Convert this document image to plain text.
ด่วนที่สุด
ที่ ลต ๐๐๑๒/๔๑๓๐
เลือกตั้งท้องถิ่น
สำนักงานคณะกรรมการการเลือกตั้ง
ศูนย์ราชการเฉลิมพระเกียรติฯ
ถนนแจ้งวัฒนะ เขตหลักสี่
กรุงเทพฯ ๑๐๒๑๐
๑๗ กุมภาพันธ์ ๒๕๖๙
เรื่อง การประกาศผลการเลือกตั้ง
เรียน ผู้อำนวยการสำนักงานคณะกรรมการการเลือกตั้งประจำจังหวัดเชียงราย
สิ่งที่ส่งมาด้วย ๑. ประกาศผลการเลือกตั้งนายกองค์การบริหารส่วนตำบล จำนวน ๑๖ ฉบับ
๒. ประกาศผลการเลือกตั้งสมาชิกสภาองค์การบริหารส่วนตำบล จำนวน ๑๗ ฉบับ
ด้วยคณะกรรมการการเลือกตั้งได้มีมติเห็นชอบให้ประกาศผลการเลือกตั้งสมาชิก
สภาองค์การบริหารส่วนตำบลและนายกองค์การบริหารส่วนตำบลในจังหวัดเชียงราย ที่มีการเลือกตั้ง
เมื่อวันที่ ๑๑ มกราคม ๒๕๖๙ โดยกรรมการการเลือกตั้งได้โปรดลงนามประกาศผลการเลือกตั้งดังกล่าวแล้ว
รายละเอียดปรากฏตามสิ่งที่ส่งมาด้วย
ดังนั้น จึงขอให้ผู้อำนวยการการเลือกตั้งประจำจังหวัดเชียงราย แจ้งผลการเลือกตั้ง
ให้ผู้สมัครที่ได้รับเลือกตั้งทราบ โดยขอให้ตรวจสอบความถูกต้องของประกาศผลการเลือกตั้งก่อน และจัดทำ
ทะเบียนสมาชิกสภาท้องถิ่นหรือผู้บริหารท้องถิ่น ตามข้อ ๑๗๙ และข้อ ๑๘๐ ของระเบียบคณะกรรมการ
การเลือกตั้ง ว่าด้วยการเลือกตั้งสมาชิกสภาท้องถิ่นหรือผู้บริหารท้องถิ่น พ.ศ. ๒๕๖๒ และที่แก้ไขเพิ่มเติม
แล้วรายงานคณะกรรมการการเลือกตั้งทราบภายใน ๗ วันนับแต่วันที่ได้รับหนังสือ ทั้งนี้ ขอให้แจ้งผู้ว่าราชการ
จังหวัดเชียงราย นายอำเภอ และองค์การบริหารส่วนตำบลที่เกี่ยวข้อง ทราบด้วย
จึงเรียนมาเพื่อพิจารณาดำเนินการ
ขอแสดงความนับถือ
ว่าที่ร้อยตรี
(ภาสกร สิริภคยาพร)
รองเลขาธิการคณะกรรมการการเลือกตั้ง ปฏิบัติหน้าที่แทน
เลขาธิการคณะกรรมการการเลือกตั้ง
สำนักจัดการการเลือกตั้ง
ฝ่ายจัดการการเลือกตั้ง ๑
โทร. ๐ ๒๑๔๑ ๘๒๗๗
========================================
Aim:
Retype all of the entries precisely as they are.

Result:
Convert this document image to plain text.
ด่วนที่สุด
ที่ ลต ๐๐๑๒/๔๑๓๐
เลือกตั้งท้องถิ่น
สำนักงานคณะกรรมการการเลือกตั้ง
ศูนย์ราชการเฉลิมพระเกียรติฯ
ถนนแจ้งวัฒนะ เขตหลักสี่
กรุงเทพฯ ๑๐๒๑๐
๑๗ กุมภาพันธ์ ๒๕๖๙
เรื่อง การประกาศผลการเลือกตั้ง
เรียน ผู้อำนวยการสำนักงานคณะกรรมการการเลือกตั้งประจำจังหวัดเชียงราย
สิ่งที่ส่งมาด้วย ๑. ประกาศผลการเลือกตั้งนายกองค์การบริหารส่วนตำบล จำนวน ๑๖ ฉบับ
๒. ประกาศผลการเลือกตั้งสมาชิกสภาองค์การบริหารส่วนตำบล จำนวน ๑๗ ฉบับ
ด้วยคณะกรรมการการเลือกตั้งได้มีมติเห็นชอบให้ประกาศผลการเลือกตั้งสมาชิก
สภาองค์การบริหารส่วนตำบลและนายกองค์การบริหารส่วนตำบลในจังหวัดเชียงราย ที่มีการเลือกตั้ง
เมื่อวันที่ ๑๑ มกราคม ๒๕๖๙ โดยกรรมการการเลือกตั้งได้โปรดลงนามประกาศผลการเลือกตั้งดังกล่าวแล้ว
รายละเอียดปรากฏตามสิ่งที่ส่งมาด้วย
ดังนั้น จึงขอให้ผู้อำนวยการการเลือกตั้งประจำจังหวัดเชียงราย แจ้งผลการเลือกตั้ง
ให้ผู้สมัครที่ได้รับเลือกตั้งทราบ โดยขอให้ตรวจสอบความถูกต้องของประกาศผลการเลือกตั้งก่อน และจัดทำ
ทะเบียนสมาชิกสภาท้องถิ่นหรือผู้บริหารท้องถิ่น ตามข้อ ๑๗๙ และข้อ ๑๘๐ ของระเบียบคณะกรรมการ
การเลือกตั้ง ว่าด้วยการเลือกตั้งสมาชิกสภาท้องถิ่นหรือผู้บริหารท้องถิ่น พ.ศ. ๒๕๖๒ และที่แก้ไขเพิ่มเติม
แล้วรายงานคณะกรรมการการเลือกตั้งทราบภายใน ๗ วันนับแต่วันที่ได้รับหนังสือ ทั้งนี้ ขอให้แจ้งผู้ว่าราชการ
จังหวัดเชียงราย นายอำเภอ และองค์การบริหารส่วนตำบลที่เกี่ยวข้อง ทราบด้วย
จึงเรียนมาเพื่อพิจารณาดำเนินการ
ขอแสดงความนับถือ
ว่าที่ร้อยตรี
(ภาสกร สิริภคยาพร)
รองเลขาธิการคณะกรรมการการเลือกตั้ง ปฏิบัติหน้าที่แทน
เลขาธิการคณะกรรมการการเลือกตั้ง
สำนักจัดการการเลือกตั้ง
ฝ่ายจัดการการเลือกตั้ง ๑
โทร. ๐ ๒๑๔๑ ๘๒๗๗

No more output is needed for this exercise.